**REQUIRED TASK:**
Edit the lines from the line with "tab-saved-queries[interactable]: Saved Queries" to the line with "home-button[interactable] bbox=[76, 0, 117, 32]" by replacing "hue-logo-text" with "brand-logo-text". Leave everything else as it is.

**RECORD LIST:**

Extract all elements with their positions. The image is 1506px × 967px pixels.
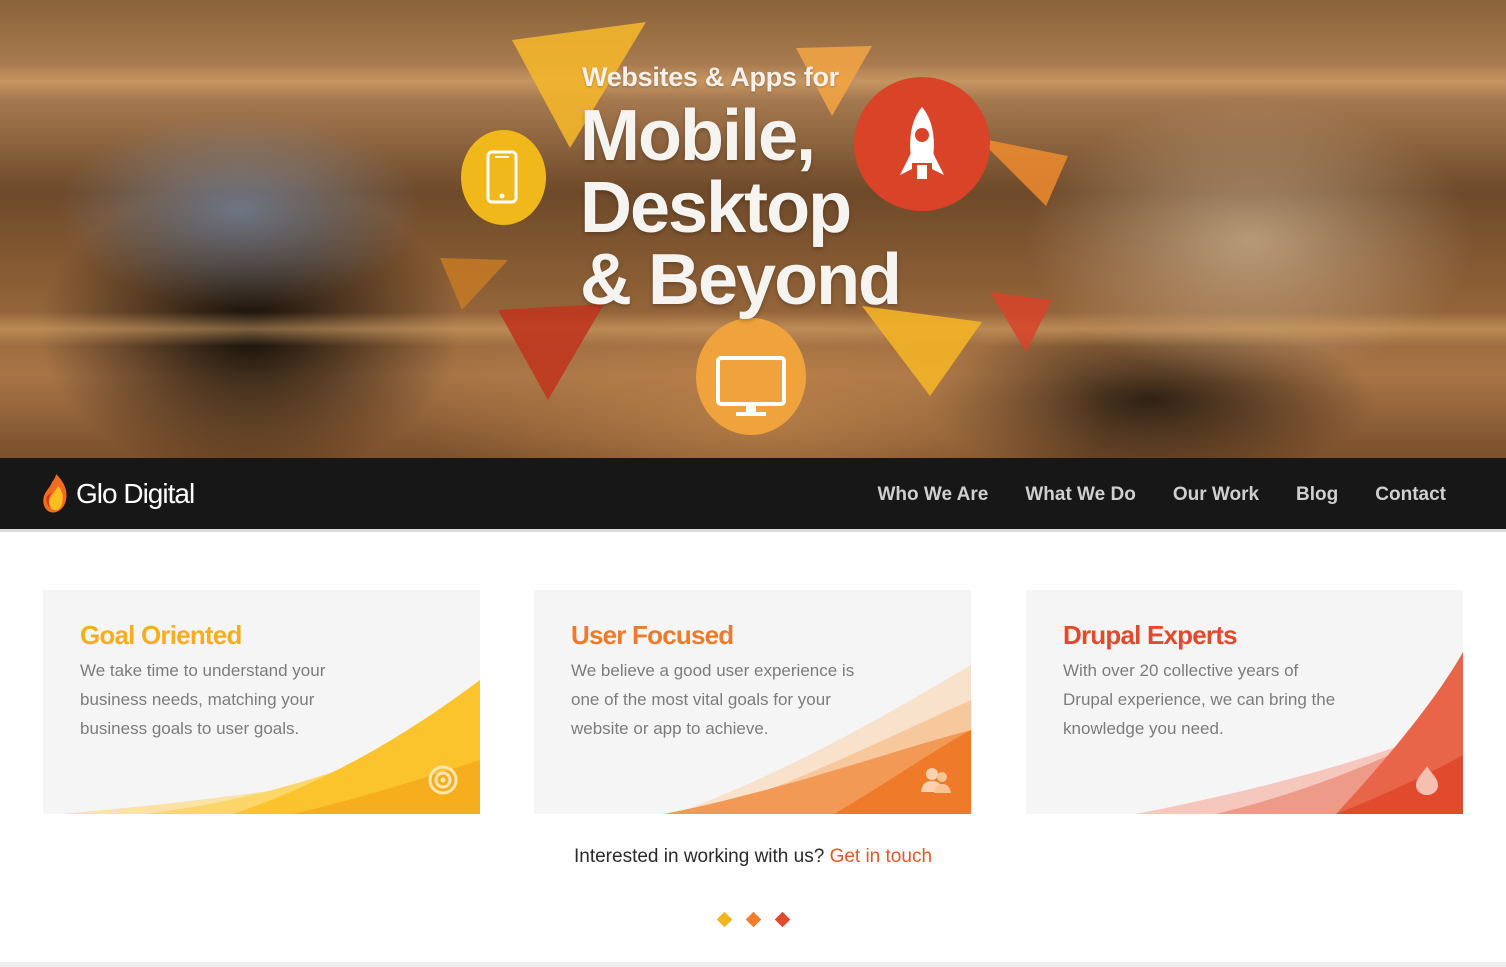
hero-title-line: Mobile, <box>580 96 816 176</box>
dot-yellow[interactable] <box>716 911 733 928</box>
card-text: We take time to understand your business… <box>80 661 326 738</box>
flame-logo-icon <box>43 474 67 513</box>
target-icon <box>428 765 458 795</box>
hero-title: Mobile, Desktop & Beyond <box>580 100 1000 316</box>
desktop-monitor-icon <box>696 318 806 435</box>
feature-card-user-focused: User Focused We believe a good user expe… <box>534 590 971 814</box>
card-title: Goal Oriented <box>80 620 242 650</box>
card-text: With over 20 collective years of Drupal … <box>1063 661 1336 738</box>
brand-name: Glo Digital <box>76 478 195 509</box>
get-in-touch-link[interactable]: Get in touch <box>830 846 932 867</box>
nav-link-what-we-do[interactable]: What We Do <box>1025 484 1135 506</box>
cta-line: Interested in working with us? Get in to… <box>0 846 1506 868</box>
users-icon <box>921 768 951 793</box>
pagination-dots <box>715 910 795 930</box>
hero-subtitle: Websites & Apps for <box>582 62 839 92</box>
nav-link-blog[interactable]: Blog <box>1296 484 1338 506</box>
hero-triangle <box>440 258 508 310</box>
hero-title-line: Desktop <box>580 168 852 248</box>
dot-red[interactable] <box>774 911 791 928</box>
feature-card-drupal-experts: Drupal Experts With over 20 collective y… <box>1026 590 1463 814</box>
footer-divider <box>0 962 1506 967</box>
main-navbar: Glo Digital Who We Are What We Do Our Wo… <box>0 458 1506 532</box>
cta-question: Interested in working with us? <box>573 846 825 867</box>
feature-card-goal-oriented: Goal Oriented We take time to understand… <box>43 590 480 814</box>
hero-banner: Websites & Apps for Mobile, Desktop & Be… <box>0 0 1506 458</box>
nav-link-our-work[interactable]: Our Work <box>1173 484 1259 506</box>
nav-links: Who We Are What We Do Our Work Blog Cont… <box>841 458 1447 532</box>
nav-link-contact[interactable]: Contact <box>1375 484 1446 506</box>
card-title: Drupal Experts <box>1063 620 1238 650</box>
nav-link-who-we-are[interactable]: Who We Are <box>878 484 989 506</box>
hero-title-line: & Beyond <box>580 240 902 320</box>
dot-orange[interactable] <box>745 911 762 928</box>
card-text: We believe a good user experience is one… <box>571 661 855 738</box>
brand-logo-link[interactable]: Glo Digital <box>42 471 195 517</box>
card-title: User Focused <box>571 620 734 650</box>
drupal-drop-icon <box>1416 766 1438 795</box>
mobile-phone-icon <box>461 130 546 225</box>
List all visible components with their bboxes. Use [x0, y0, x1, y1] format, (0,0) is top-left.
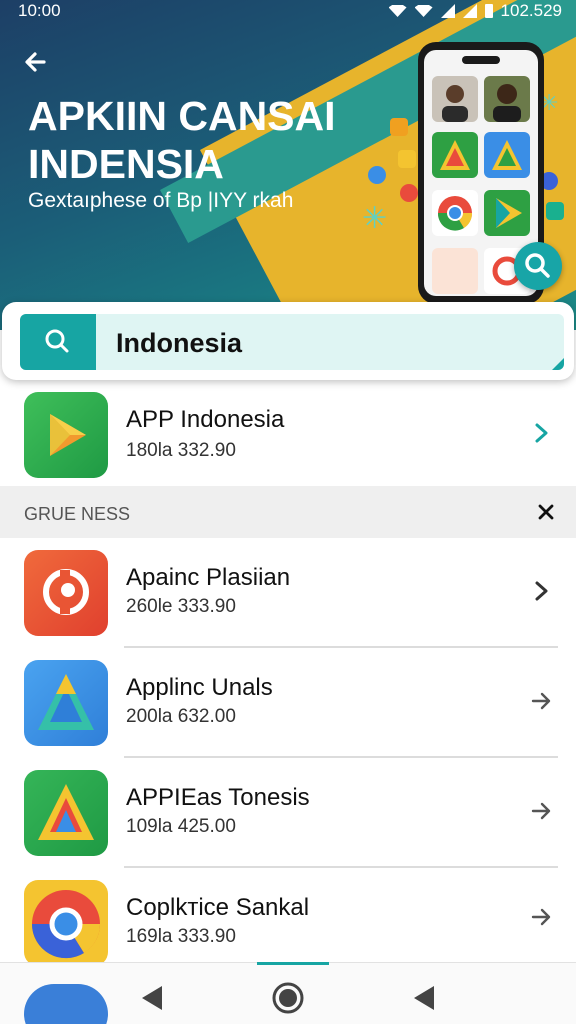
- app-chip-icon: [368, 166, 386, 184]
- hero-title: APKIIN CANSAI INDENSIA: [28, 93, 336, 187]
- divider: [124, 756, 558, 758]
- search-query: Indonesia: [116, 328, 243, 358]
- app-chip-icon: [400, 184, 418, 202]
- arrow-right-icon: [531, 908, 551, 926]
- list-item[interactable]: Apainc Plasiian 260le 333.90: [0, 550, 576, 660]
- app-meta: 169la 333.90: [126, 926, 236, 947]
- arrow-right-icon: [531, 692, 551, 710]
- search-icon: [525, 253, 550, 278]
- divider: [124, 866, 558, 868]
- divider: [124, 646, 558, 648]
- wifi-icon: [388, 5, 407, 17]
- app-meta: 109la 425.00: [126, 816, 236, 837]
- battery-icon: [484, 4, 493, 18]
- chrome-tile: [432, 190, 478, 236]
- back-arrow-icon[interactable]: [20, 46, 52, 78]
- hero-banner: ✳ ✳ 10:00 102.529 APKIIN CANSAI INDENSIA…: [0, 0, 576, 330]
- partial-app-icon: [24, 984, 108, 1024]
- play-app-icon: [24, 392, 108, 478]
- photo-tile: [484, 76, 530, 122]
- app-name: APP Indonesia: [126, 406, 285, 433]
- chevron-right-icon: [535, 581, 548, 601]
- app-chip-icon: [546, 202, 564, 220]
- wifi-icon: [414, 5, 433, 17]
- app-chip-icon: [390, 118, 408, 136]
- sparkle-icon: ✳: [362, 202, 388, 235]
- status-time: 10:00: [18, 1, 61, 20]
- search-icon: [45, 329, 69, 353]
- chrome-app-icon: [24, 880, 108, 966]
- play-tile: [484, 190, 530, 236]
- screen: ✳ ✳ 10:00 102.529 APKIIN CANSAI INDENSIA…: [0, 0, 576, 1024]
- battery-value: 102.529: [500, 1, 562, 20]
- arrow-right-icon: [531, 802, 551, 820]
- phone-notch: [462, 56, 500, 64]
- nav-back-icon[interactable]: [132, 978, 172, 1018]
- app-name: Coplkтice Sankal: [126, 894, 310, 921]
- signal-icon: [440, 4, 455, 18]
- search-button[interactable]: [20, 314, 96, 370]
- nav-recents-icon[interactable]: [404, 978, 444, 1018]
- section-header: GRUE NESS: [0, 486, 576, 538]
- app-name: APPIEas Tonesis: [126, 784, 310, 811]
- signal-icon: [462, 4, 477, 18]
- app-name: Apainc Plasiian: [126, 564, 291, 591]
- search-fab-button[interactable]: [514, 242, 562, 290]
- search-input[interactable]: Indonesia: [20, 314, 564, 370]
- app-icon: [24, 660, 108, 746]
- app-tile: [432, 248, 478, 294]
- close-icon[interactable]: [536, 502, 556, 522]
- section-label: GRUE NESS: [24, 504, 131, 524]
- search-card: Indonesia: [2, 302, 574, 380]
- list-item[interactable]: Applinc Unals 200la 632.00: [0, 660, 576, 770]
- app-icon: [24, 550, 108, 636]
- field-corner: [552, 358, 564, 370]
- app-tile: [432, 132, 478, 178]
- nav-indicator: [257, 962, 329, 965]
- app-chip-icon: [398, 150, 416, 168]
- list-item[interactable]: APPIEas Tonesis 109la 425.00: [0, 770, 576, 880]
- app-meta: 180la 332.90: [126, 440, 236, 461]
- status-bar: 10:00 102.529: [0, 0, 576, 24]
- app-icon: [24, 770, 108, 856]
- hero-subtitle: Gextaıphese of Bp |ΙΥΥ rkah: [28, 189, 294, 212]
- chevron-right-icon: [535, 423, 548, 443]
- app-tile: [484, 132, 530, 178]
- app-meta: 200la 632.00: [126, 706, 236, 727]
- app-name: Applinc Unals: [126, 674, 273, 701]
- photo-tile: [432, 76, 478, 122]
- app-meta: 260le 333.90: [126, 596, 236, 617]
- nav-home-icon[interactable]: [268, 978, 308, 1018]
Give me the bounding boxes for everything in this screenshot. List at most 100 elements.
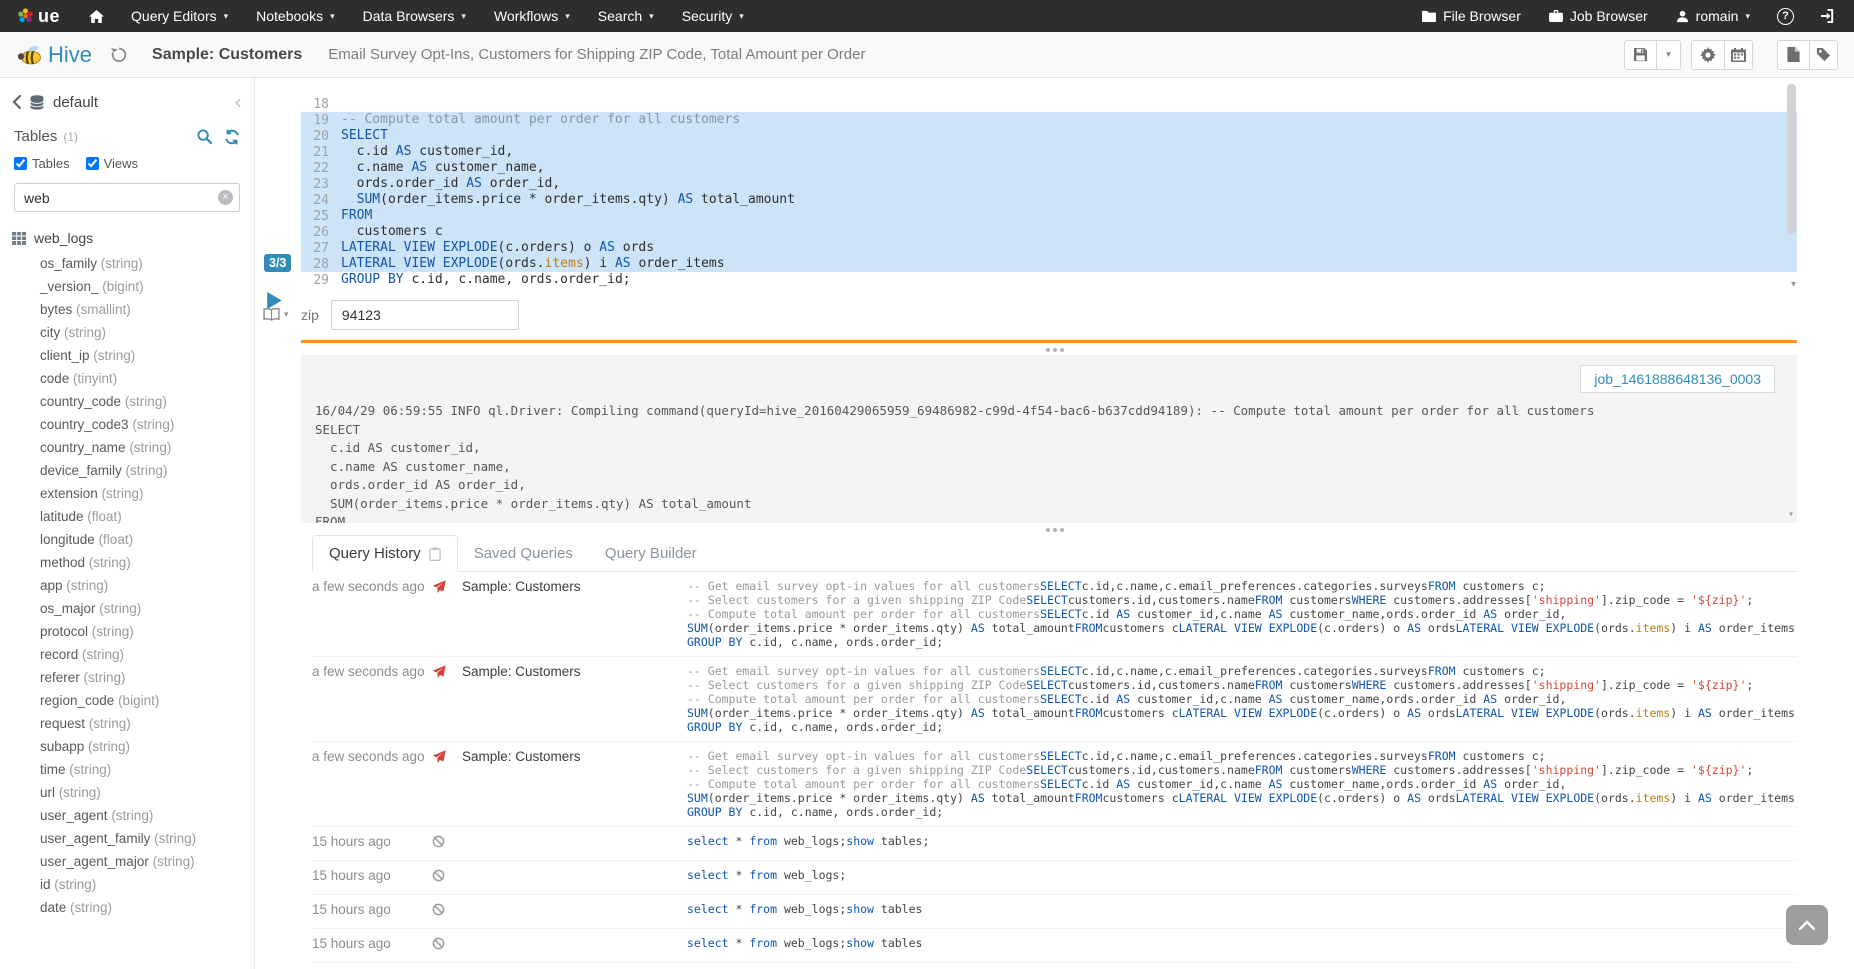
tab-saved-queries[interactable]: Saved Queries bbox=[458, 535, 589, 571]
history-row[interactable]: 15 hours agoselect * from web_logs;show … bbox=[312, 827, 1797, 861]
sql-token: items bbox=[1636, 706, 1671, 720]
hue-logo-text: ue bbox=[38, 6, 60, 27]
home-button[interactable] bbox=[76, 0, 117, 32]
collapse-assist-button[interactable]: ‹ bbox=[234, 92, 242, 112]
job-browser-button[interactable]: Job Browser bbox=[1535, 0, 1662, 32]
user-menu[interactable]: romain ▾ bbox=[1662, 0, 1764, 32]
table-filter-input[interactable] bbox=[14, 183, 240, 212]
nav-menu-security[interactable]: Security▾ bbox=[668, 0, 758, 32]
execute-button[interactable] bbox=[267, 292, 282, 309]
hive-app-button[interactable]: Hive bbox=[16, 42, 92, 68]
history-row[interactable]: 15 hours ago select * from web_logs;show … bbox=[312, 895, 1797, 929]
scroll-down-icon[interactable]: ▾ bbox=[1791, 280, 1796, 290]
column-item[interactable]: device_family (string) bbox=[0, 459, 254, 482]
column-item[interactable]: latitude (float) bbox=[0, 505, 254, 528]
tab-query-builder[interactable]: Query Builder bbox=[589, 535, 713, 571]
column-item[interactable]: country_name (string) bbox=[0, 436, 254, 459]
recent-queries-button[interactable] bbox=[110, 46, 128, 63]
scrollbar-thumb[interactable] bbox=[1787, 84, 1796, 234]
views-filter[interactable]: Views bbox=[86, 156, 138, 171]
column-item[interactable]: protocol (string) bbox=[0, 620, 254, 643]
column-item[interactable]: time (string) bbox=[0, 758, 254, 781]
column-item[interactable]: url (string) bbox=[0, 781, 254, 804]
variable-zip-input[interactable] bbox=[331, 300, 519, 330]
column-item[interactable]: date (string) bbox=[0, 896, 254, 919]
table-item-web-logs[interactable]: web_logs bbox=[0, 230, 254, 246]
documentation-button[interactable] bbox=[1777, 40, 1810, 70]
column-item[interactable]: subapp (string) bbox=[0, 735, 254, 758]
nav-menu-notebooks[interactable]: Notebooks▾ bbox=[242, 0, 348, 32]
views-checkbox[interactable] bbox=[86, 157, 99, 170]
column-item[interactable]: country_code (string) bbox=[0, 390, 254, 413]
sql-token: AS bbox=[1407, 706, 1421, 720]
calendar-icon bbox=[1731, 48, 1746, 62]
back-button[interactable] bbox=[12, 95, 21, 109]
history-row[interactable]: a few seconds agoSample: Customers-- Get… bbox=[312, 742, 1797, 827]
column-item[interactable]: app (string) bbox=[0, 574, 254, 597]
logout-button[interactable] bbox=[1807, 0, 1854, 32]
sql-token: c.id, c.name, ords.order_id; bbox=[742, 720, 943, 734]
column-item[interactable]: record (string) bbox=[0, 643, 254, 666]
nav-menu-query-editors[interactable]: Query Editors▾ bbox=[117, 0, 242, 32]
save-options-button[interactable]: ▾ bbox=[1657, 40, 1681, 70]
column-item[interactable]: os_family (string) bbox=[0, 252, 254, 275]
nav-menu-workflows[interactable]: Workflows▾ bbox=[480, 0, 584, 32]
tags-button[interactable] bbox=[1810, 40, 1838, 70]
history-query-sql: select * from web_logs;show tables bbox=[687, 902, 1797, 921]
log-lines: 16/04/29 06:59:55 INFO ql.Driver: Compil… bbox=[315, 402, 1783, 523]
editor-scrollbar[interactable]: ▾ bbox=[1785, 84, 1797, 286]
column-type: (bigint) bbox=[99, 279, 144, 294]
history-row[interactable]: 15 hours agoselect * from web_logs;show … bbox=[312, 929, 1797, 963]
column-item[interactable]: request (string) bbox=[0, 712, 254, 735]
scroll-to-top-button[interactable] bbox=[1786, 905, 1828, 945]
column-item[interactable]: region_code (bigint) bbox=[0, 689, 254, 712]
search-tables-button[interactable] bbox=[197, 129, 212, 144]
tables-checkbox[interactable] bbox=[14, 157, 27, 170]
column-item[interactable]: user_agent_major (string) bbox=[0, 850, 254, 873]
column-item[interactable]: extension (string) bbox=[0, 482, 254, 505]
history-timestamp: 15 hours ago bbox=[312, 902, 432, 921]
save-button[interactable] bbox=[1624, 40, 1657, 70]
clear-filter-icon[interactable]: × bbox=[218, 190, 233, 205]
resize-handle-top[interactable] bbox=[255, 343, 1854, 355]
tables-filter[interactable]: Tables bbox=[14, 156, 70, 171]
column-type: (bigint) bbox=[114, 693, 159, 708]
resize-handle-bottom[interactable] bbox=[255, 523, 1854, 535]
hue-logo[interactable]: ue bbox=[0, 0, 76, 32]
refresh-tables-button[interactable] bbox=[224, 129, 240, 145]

**RIGHT ANSWER:**
tab-saved-queries[interactable]: Saved Queries bbox=[458, 535, 589, 571]
history-row[interactable]: 15 hours agoselect * from web_logs;show … bbox=[312, 827, 1797, 861]
sql-token: items bbox=[1636, 706, 1671, 720]
brand-logo-text: ue bbox=[38, 6, 60, 27]
home-button[interactable] bbox=[76, 0, 117, 32]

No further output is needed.